____ SUPPLIED DATA
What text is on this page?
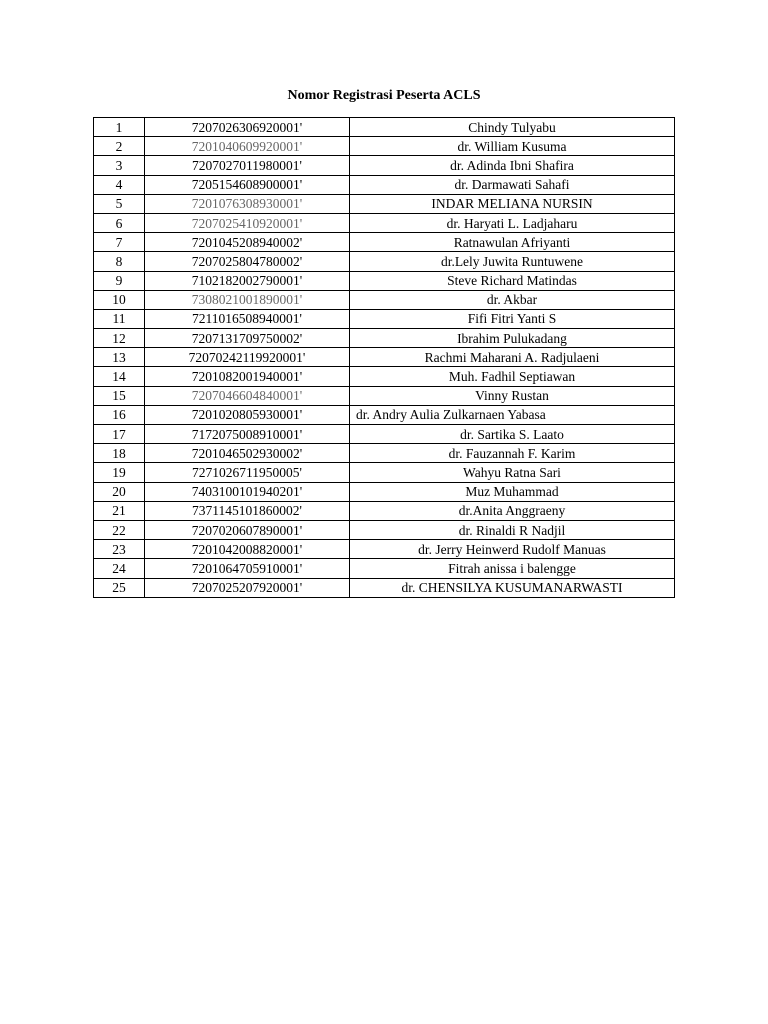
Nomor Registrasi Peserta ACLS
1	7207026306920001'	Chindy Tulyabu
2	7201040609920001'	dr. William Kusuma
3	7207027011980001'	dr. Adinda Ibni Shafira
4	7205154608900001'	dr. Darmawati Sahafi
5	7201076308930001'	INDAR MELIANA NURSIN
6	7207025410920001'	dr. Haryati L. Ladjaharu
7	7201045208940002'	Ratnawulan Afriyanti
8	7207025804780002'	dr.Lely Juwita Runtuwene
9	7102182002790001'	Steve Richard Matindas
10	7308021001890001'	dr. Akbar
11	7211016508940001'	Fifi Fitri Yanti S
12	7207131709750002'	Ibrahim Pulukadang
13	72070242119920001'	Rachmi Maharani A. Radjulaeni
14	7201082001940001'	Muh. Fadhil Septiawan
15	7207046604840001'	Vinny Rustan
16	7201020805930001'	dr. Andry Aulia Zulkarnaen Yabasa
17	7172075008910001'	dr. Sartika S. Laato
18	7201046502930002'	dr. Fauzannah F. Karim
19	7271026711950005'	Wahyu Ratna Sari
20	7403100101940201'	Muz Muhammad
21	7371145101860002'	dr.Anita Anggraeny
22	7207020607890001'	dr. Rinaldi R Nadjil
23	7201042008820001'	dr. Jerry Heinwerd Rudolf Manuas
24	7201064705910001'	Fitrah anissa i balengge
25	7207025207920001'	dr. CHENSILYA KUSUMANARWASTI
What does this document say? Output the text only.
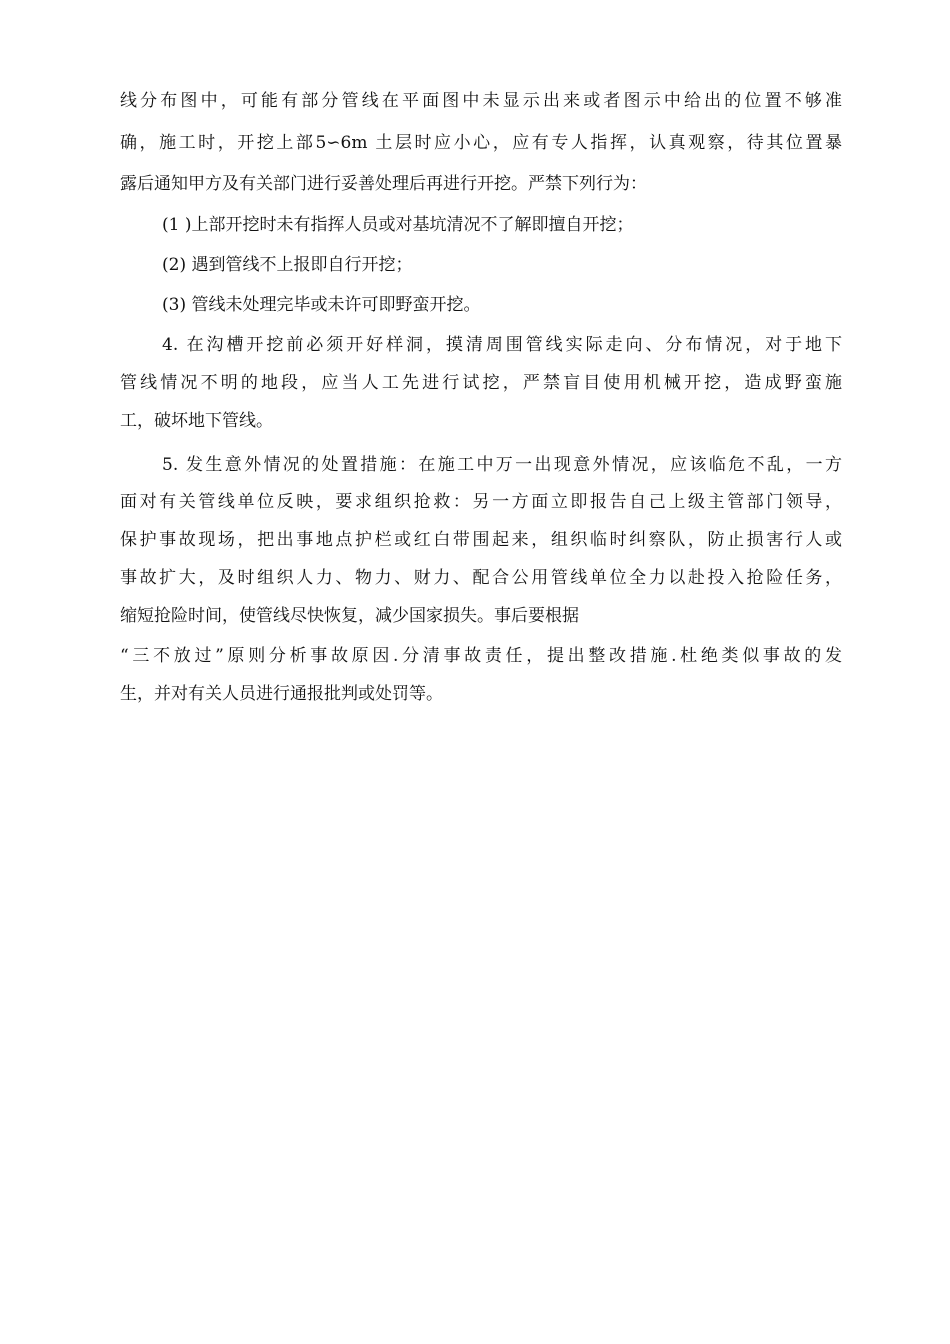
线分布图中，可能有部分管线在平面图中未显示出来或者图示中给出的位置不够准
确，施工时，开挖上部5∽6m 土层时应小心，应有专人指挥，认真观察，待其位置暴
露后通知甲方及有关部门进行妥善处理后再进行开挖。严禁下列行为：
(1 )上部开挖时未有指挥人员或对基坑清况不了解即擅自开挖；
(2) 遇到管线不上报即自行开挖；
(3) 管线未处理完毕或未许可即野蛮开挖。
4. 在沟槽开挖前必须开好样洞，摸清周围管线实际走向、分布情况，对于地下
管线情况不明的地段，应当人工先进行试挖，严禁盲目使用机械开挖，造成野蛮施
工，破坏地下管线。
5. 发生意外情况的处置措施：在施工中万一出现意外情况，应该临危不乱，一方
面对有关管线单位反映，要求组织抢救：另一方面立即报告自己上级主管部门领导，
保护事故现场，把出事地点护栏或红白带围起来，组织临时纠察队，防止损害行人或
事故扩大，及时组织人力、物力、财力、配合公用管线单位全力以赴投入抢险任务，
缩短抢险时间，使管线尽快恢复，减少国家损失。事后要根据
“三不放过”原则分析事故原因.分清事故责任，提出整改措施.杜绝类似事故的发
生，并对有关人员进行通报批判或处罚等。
________
Leaving out every picture, copy exactly the lines from the one that contains "What does this" through the end of the entries above.

EXERCISE SOLUTION =>
What does this document say? Output the text only.
线分布图中，可能有部分管线在平面图中未显示出来或者图示中给出的位置不够准
确，施工时，开挖上部5∽6m 土层时应小心，应有专人指挥，认真观察，待其位置暴
露后通知甲方及有关部门进行妥善处理后再进行开挖。严禁下列行为：
(1 )上部开挖时未有指挥人员或对基坑清况不了解即擅自开挖；
(2) 遇到管线不上报即自行开挖；
(3) 管线未处理完毕或未许可即野蛮开挖。
4. 在沟槽开挖前必须开好样洞，摸清周围管线实际走向、分布情况，对于地下
管线情况不明的地段，应当人工先进行试挖，严禁盲目使用机械开挖，造成野蛮施
工，破坏地下管线。
5. 发生意外情况的处置措施：在施工中万一出现意外情况，应该临危不乱，一方
面对有关管线单位反映，要求组织抢救：另一方面立即报告自己上级主管部门领导，
保护事故现场，把出事地点护栏或红白带围起来，组织临时纠察队，防止损害行人或
事故扩大，及时组织人力、物力、财力、配合公用管线单位全力以赴投入抢险任务，
缩短抢险时间，使管线尽快恢复，减少国家损失。事后要根据
“三不放过”原则分析事故原因.分清事故责任，提出整改措施.杜绝类似事故的发
生，并对有关人员进行通报批判或处罚等。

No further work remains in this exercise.